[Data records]
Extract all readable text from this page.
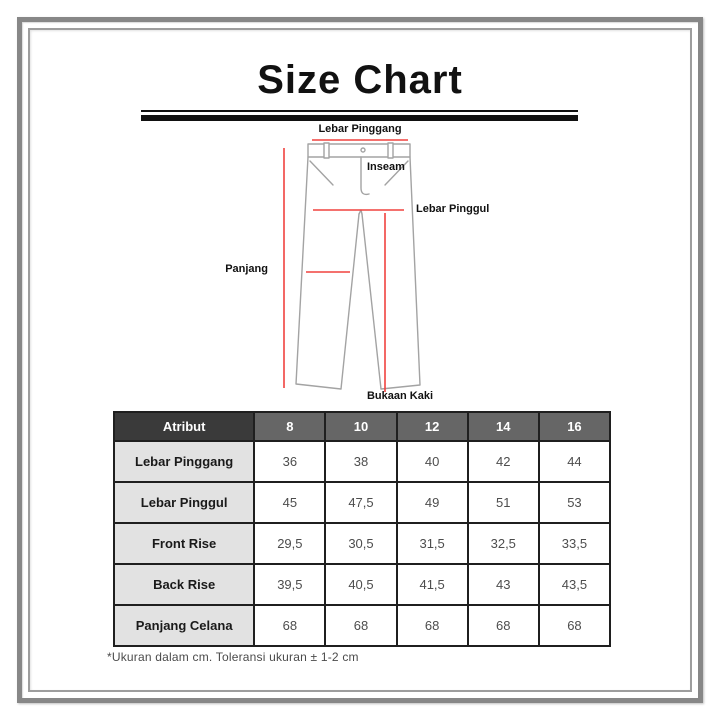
Size Chart
Lebar Pinggang
Inseam
Lebar Pinggul
Panjang
Bukaan Kaki
Atribut	8	10	12	14	16
Lebar Pinggang	36	38	40	42	44
Lebar Pinggul	45	47,5	49	51	53
Front Rise	29,5	30,5	31,5	32,5	33,5
Back Rise	39,5	40,5	41,5	43	43,5
Panjang Celana	68	68	68	68	68
*Ukuran dalam cm. Toleransi ukuran ± 1-2 cm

▶ Requirement: Every line above should be returned exactly; the pictures stay out.

▶ Right answer:
Extract all readable text from this page.
Size Chart
Lebar Pinggang
Inseam
Lebar Pinggul
Panjang
Bukaan Kaki
Atribut	8	10	12	14	16
Lebar Pinggang	36	38	40	42	44
Lebar Pinggul	45	47,5	49	51	53
Front Rise	29,5	30,5	31,5	32,5	33,5
Back Rise	39,5	40,5	41,5	43	43,5
Panjang Celana	68	68	68	68	68
*Ukuran dalam cm. Toleransi ukuran ± 1-2 cm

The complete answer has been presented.